Page text:
The purpose of this study was to evaluate the pathophysiological burden of THS and hypotensive resuscitation in the context of extended times to DCS and/or CC. The results show that fluid resuscitation, with either blood/blood components (PRBC:FFP, FWB or FFP) or crystalloid (0.9% saline), administered in response to the same clinical trigger (SBP < 80 mmHg) significantly increased survival compared to no fluid resuscitation, supporting earlier reports [15, 16]. Even though the volume of fluid administered was approximately three times less with blood/blood components compared to saline the quality of resuscitation was better, with improved haemodynamics and less shock.

Clinical guidelines and planning

Haemorrhage is the leading cause of preventable trauma death [17, 18] and clinical guidelines recommend interventions that limit blood loss, including permissive hypotensive resuscitation, as well as timely DCS and definitive care [19,20,21,22,23]. There has been a recent shift, with an acknowledgement that strict adherence to hypotensive resuscitation may be unnecessary particularly with the increasing use of blood/blood products [24]. Any benefit of hypotensive resuscitation in a hypovolaemic patient may be lost with extended times to DCS and/or CC, as it may exacerbate tissue hypoperfusion, worsening shock, as seen in models of haemorrhagic shock with and without blast [25], and leading to sequelae such as blood failure [26]. Data from this study demonstrate that permissive hypotensive resuscitation, with fluid boluses given only when SBP reaches the trigger to treat point (80 mmHg), results in attainment of higher blood pressures which are attained for longer with blood/blood products compared to saline.

The findings of this study are consistent with some of, and significantly add to, the evidence that is already published from pre-clinical studies [27,28,29]. A significant body of studies addressing cellular injury and inflammatory responses initiated by resuscitation was reviewed by Rhee et al. in 2003 [16]. The review [16] included approximately eight animal studies in pigs and rats that principally utilised models of substantial haemorrhage and shock without additional injury (other than essential surgery), and relatively short resuscitation periods (usually 1–4 h), as well as studies on human blood. Although the studies focussed on the effects of crystalloids, principally Ringer’s lactate, a number had whole blood and plasma as control groups. A very important finding from the review was the concept of a “resuscitation injury” which is distinct from “reperfusion injury” [16]. The review [16] concluded that resuscitation with hypotonic/isotonic crystalloids and artificial colloids elicit severe immune activation and upregulation of cellular injury mechanisms, an effect not seen with natural colloids (albumin), plasma or fresh whole blood [16]. Fresh whole blood was viewed as being “by far the best and most effective fluid for resuscitation of hemorrhagic shock” [16], although at the time it was not clinically available. This conclusion has to be interpreted in the context of a short resuscitation period, and endpoints of inflammation and tissue damage. It was, therefore, unclear whether the benefit would persist with substantially longer hypotensive periods, for example, when prolonged evacuation timelines are being mimicked.

Tasks to perform:
A. In the passage on hypotensive resuscitation, what blood pressure trigger prompted fluid to be given?
B. Continue the passage on hypotensive resuscitation from its last sentence.
The records after this point are separate from the passage on hypotensive resuscitation.

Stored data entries
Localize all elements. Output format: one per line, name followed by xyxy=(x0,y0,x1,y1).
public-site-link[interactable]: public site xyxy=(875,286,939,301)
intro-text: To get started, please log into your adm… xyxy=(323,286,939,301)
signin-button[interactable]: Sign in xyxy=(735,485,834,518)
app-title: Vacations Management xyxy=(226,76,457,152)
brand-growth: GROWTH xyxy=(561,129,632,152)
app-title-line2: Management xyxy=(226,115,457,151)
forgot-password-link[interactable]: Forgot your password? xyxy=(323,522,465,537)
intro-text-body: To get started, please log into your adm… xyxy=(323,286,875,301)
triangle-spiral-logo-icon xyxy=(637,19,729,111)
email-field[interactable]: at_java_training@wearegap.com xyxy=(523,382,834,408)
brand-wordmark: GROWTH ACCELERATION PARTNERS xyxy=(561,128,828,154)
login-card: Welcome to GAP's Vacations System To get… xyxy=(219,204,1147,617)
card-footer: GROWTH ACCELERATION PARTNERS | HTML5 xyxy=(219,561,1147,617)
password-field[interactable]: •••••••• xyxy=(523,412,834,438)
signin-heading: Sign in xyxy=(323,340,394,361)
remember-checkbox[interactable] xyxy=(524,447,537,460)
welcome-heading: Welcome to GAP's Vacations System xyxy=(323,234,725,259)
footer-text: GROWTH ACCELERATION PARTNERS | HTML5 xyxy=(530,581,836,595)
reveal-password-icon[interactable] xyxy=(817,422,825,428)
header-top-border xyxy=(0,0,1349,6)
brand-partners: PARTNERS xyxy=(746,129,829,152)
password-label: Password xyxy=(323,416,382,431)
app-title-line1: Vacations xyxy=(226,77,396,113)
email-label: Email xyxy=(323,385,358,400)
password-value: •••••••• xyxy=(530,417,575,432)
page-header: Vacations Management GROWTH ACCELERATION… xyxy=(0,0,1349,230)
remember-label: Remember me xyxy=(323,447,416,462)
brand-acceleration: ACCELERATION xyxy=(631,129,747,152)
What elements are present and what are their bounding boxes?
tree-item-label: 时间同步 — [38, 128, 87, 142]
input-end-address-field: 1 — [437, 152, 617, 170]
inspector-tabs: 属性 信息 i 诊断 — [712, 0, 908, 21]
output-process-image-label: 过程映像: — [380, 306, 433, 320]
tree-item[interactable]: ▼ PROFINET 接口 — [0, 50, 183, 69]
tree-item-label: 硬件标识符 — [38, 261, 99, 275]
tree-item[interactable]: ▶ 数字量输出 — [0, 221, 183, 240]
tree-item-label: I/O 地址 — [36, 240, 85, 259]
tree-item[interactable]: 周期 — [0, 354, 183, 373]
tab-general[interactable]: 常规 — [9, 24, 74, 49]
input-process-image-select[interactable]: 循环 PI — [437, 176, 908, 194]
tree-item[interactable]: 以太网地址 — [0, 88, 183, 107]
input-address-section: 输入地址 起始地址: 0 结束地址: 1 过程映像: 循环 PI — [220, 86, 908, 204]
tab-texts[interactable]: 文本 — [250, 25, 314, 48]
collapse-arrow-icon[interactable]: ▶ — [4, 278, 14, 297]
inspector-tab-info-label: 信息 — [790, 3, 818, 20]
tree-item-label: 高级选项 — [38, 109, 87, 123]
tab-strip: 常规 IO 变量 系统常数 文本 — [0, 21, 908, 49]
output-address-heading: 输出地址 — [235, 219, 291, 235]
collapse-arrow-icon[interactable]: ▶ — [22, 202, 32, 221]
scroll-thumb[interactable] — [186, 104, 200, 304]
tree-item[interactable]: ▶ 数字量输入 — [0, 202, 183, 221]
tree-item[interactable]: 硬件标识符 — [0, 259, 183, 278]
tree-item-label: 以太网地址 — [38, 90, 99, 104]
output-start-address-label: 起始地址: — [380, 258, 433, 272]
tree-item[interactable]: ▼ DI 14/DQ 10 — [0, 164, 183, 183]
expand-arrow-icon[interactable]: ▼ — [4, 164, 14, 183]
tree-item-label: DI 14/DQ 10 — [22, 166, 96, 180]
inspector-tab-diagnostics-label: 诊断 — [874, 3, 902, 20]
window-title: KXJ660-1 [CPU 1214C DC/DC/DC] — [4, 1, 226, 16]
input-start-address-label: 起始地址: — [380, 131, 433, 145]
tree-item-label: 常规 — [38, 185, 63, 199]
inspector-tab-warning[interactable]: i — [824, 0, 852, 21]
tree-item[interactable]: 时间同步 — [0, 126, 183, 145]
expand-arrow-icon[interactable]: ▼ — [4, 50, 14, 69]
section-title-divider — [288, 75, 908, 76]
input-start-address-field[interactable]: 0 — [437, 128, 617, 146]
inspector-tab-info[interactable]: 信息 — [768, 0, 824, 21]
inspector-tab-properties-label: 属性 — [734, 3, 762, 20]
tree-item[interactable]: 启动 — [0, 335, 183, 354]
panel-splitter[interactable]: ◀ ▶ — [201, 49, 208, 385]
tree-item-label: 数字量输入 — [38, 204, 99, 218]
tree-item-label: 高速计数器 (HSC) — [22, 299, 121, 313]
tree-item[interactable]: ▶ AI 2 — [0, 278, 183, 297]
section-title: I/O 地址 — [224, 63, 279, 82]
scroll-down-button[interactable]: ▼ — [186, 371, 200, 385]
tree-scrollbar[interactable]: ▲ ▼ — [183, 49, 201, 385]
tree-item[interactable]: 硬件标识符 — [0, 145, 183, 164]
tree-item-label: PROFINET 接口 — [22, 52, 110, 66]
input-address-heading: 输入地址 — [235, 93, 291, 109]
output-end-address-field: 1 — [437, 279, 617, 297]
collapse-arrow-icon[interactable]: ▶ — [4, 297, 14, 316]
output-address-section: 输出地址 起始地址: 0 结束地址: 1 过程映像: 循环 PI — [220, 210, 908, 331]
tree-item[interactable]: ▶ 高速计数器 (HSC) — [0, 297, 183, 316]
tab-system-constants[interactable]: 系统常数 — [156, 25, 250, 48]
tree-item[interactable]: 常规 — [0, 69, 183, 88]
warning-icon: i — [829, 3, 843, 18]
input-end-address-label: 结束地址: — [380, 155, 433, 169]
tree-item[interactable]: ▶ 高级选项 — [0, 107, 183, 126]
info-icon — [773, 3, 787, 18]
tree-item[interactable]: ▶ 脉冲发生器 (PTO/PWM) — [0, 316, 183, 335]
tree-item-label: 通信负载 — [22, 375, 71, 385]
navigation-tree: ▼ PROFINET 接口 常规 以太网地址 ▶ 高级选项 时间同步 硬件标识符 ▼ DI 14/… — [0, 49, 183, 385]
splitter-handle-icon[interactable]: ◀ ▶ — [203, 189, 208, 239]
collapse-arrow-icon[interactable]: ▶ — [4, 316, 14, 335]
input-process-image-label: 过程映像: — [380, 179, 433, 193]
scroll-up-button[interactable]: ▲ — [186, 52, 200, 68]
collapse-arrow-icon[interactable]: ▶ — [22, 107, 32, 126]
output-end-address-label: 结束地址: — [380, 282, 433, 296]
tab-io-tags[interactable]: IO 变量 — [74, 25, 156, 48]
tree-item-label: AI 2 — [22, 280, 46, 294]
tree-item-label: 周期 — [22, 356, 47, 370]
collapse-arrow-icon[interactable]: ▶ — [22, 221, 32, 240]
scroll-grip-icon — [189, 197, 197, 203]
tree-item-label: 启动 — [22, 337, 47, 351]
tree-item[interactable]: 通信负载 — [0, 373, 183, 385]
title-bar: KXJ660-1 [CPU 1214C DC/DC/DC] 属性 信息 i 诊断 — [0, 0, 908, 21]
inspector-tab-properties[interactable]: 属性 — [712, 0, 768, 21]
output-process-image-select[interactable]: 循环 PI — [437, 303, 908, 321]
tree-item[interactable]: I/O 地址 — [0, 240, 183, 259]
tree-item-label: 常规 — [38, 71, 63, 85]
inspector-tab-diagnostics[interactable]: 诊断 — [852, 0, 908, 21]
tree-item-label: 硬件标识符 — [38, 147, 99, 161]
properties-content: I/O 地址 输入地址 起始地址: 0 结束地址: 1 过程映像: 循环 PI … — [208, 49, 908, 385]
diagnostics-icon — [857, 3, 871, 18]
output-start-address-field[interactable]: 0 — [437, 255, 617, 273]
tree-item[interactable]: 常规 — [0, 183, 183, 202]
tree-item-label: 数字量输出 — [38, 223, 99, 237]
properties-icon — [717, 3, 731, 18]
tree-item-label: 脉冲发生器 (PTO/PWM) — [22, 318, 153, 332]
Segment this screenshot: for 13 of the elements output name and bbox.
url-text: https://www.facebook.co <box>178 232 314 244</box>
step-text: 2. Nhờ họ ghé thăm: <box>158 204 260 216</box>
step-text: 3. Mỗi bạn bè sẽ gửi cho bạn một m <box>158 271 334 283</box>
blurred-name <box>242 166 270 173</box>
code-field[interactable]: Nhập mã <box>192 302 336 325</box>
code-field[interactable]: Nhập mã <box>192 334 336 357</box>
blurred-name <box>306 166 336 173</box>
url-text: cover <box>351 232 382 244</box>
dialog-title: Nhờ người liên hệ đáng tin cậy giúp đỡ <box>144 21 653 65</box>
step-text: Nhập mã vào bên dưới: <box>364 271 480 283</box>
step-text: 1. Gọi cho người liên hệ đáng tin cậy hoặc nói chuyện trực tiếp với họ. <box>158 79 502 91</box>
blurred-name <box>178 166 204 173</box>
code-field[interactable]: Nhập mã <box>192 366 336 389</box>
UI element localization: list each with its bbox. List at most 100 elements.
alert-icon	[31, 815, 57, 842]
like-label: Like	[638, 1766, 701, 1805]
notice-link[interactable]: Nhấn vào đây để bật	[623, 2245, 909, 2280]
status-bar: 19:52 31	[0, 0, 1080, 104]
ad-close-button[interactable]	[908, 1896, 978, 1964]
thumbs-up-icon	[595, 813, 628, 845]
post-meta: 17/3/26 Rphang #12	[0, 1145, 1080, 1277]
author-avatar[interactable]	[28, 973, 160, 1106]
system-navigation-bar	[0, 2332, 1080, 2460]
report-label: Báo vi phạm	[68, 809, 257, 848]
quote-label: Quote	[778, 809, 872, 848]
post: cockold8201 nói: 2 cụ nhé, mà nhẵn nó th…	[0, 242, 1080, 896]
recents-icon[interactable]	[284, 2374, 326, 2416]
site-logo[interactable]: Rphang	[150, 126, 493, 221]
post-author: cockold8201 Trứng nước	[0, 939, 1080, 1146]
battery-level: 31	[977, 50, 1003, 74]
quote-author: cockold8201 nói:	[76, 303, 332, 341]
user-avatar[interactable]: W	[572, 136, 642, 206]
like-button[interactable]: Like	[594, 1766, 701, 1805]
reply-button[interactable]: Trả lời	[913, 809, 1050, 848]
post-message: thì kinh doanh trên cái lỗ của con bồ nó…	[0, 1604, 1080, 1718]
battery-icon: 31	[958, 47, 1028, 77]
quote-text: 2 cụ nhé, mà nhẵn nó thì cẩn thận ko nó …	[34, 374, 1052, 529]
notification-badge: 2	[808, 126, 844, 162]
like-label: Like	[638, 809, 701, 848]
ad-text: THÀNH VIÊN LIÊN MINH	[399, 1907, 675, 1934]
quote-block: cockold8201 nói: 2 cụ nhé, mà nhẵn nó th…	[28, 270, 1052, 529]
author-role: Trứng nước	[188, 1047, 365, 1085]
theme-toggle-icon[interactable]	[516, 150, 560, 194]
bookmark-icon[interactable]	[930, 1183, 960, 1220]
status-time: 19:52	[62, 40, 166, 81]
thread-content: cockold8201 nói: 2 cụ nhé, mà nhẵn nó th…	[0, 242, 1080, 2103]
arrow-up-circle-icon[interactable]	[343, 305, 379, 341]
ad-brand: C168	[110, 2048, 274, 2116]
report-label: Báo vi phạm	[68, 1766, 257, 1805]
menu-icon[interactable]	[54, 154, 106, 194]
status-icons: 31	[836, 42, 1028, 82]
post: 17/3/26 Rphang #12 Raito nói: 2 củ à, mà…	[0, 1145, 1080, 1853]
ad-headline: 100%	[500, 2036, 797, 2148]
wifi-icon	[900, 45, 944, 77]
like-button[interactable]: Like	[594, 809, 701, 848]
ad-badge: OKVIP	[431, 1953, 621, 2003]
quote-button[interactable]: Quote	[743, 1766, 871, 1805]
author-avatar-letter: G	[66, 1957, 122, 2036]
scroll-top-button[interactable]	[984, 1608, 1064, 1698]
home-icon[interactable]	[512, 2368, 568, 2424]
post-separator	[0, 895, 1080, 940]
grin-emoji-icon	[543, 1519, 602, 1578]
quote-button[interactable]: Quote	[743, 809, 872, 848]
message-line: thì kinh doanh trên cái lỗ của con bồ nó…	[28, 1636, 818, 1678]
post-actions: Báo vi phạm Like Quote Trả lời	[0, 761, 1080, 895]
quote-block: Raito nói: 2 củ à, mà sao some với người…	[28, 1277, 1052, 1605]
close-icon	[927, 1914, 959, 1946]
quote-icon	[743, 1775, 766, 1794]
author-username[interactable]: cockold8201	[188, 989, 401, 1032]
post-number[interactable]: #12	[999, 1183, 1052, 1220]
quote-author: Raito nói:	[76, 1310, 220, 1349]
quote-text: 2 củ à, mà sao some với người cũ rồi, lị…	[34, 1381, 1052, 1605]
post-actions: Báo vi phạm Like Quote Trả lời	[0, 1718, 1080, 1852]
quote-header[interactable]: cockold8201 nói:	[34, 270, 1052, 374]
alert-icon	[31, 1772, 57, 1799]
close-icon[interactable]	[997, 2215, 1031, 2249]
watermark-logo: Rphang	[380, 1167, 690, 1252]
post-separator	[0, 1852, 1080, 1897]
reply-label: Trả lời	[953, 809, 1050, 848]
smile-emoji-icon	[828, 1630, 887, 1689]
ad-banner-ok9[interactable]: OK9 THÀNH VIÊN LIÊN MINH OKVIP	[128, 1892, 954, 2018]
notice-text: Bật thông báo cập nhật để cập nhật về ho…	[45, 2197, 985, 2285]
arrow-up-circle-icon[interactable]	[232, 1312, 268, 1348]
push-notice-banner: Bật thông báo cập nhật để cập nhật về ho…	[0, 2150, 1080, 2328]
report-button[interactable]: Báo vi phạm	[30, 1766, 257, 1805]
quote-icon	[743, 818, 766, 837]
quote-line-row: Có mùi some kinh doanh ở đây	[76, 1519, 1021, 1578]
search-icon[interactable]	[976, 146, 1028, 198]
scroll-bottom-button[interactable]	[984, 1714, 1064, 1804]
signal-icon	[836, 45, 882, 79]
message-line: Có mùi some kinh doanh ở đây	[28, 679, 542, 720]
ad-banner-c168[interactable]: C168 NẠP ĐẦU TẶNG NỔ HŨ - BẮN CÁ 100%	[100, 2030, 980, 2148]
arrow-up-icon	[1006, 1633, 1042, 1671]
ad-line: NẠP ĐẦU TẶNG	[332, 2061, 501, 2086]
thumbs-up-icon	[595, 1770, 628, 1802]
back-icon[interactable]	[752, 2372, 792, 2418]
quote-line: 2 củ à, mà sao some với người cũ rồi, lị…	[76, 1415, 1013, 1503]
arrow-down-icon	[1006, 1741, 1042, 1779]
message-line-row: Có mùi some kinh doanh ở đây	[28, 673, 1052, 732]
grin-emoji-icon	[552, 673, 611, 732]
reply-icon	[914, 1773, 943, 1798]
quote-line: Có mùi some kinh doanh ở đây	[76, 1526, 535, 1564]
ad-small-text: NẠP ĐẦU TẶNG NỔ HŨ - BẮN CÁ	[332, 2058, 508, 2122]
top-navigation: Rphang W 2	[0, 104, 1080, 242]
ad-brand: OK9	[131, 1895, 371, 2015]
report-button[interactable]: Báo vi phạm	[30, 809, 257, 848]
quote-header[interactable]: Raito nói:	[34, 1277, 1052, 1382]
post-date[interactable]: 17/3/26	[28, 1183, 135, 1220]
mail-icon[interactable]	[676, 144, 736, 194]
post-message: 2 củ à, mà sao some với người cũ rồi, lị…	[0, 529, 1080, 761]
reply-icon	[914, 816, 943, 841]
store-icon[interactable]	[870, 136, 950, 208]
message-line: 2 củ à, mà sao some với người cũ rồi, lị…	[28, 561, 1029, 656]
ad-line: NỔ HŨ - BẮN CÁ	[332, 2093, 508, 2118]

Results by task:
A. A systolic blood pressure below 80 mmHg.

B.
There are several studies that compare some individual treatment elements (fluids), for example plasma versus crystalloid or PRBC:FFP vs crystalloid, very few have compared all the treatment modalities presented currently in one study. Consequently, comparisons are made by extrapolation between studies. One notable study that can be compared to the study reported in this manuscript examined the effects of resuscitation with a range of fluids including fresh whole blood (warm < 24 h), PRBC:FFP, plasma and crystalloid over a 5 h post-resuscitation period [29]. The primary focus of that study was re-bleeding and coagulation and all the fluid was given in the first hour mimicking a different clinical scenario. The changes in arterial base excess were small in comparison to this current study where there were marked changes with significant difference between groups. Although both models include a substantial haemorrhage, the model reported by Sondeen et al. [29] did not include any significant soft tissue trauma, which is widely recognised as an important feature of models of trauma and resuscitation [12, 30,31,32]. Indeed, Majde [32] goes further to emphasise that pre-clinical models of trauma in particular should simulate the treatments that will be experienced on the battlefield or rural setting (including time delays in treatment and degree and duration of hypotension) if that is the scenario that they are addressing [32].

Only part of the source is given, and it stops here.